Exercise description
Copy each line of the material below that includes the string "page".

[Part of a data file]
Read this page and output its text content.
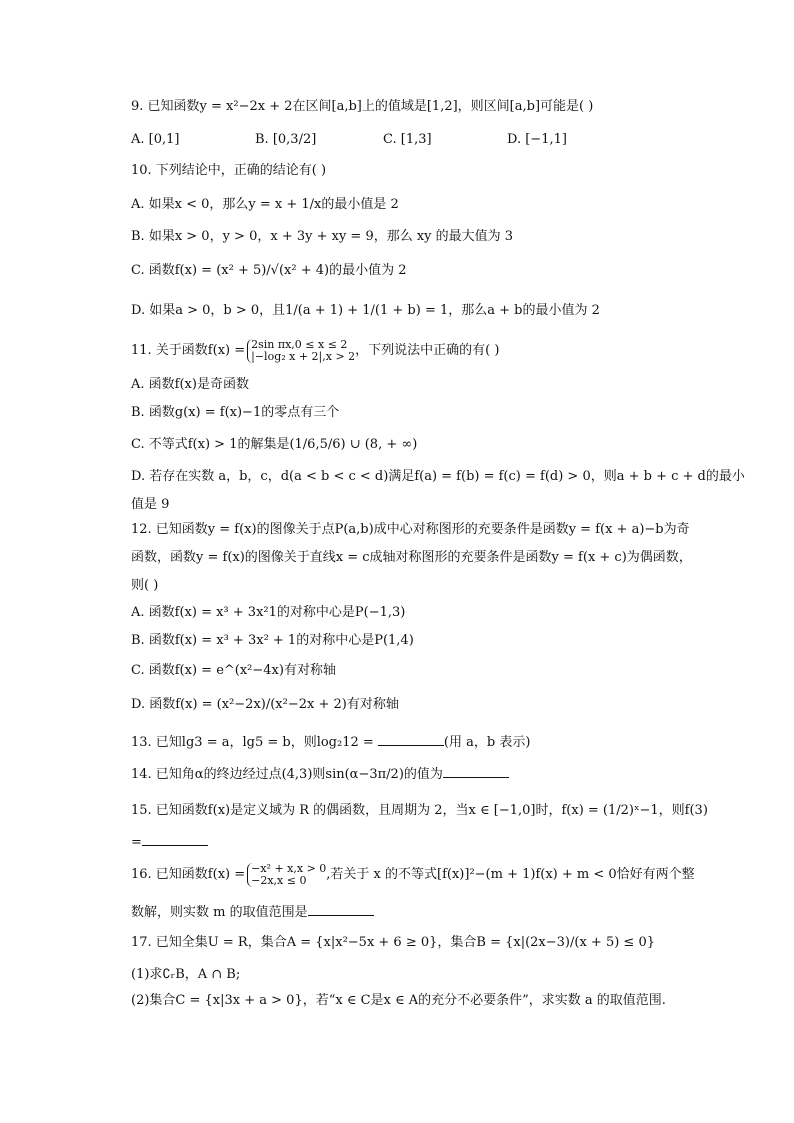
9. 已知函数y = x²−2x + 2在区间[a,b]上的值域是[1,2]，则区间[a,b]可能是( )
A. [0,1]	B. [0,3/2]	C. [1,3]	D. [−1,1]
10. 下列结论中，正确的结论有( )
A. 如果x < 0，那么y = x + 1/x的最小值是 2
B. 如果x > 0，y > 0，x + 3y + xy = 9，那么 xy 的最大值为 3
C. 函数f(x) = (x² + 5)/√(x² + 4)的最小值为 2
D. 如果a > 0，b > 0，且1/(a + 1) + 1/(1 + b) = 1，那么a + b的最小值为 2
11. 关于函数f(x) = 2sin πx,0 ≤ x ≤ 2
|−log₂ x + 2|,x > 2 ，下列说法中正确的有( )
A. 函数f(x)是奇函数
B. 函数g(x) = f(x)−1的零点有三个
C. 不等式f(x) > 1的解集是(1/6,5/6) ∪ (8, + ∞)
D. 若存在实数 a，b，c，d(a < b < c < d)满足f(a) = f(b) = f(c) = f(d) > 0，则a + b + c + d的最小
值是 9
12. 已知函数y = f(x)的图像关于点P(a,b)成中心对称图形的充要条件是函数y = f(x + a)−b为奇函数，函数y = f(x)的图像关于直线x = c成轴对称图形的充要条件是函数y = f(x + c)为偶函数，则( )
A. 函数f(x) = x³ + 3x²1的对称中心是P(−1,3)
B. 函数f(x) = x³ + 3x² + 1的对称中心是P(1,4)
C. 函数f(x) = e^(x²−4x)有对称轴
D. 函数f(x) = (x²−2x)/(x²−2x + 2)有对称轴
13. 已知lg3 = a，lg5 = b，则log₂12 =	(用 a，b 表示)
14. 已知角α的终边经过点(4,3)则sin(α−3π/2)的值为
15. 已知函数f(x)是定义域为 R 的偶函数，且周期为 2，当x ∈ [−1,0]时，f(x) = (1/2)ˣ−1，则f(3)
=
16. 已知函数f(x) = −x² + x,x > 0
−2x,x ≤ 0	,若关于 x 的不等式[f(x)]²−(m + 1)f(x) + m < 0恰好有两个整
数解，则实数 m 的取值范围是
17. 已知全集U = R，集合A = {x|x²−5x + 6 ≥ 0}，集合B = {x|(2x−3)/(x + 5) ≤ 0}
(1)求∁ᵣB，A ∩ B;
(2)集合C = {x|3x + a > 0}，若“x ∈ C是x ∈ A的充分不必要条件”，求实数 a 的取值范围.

...

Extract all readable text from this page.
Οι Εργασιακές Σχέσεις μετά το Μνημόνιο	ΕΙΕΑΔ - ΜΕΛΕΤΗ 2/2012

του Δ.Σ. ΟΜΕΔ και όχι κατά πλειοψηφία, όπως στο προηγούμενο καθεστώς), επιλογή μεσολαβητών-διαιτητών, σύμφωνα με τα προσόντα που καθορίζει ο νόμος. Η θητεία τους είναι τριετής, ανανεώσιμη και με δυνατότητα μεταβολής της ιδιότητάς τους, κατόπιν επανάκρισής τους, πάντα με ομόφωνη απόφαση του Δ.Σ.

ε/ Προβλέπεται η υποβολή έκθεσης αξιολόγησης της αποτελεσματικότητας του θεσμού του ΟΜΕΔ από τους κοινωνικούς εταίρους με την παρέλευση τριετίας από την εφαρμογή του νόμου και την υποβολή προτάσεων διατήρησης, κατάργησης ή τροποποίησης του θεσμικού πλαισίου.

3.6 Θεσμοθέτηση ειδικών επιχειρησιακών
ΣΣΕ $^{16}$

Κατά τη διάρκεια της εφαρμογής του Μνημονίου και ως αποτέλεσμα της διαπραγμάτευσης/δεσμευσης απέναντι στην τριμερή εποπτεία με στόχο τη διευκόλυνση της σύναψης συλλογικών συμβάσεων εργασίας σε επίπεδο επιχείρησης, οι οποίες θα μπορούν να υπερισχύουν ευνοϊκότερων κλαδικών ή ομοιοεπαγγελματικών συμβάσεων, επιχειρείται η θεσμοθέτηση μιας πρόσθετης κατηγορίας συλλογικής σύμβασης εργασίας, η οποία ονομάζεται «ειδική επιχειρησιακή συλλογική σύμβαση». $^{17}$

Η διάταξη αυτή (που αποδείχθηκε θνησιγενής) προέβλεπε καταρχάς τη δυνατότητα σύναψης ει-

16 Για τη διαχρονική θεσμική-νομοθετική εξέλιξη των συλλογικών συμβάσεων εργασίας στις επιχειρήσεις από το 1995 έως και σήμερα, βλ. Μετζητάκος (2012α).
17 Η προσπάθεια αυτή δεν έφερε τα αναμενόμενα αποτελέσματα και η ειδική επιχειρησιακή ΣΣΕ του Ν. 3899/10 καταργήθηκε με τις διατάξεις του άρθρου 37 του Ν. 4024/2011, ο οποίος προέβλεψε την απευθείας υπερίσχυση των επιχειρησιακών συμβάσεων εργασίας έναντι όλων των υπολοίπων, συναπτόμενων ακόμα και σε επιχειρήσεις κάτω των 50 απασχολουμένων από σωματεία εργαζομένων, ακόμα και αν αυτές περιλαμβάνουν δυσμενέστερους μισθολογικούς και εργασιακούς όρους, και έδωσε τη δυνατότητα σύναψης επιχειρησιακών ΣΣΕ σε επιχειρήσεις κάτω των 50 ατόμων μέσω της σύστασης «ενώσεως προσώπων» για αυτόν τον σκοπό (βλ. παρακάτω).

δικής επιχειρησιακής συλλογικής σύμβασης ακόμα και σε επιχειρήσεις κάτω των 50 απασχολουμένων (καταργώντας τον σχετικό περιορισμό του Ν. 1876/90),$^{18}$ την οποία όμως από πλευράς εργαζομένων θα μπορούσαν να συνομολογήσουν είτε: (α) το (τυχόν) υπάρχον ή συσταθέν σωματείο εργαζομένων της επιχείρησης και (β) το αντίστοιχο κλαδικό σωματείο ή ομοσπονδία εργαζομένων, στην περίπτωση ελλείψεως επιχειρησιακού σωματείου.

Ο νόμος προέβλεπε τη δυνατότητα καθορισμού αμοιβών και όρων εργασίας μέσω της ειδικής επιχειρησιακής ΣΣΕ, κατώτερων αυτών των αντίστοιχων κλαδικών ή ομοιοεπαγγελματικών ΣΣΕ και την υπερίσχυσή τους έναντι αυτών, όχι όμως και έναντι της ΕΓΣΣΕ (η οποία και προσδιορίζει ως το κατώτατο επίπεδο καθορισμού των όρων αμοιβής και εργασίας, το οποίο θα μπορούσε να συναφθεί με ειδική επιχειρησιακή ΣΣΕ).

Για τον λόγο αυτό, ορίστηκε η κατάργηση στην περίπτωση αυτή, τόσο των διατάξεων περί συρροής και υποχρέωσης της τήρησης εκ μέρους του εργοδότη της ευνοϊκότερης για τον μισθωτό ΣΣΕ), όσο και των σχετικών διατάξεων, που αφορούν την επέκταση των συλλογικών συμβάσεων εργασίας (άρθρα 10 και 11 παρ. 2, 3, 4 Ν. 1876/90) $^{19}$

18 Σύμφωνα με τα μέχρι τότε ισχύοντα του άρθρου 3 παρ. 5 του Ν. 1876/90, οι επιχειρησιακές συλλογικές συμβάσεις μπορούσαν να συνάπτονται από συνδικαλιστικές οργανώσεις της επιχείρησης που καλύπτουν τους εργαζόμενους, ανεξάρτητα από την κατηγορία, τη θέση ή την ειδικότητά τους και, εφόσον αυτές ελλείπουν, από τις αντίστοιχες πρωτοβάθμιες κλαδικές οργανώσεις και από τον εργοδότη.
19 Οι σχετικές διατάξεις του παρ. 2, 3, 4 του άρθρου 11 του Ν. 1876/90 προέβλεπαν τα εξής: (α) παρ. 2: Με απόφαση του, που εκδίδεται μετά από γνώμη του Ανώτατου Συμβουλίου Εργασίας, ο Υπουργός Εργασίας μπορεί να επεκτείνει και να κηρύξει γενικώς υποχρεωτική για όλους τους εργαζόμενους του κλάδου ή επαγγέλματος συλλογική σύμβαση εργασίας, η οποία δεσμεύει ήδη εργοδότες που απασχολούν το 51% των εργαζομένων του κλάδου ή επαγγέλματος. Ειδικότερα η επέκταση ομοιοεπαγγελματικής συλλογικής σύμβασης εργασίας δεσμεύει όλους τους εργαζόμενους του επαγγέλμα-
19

Result below
Read this page and output its text content.
Extract all readable text from this page.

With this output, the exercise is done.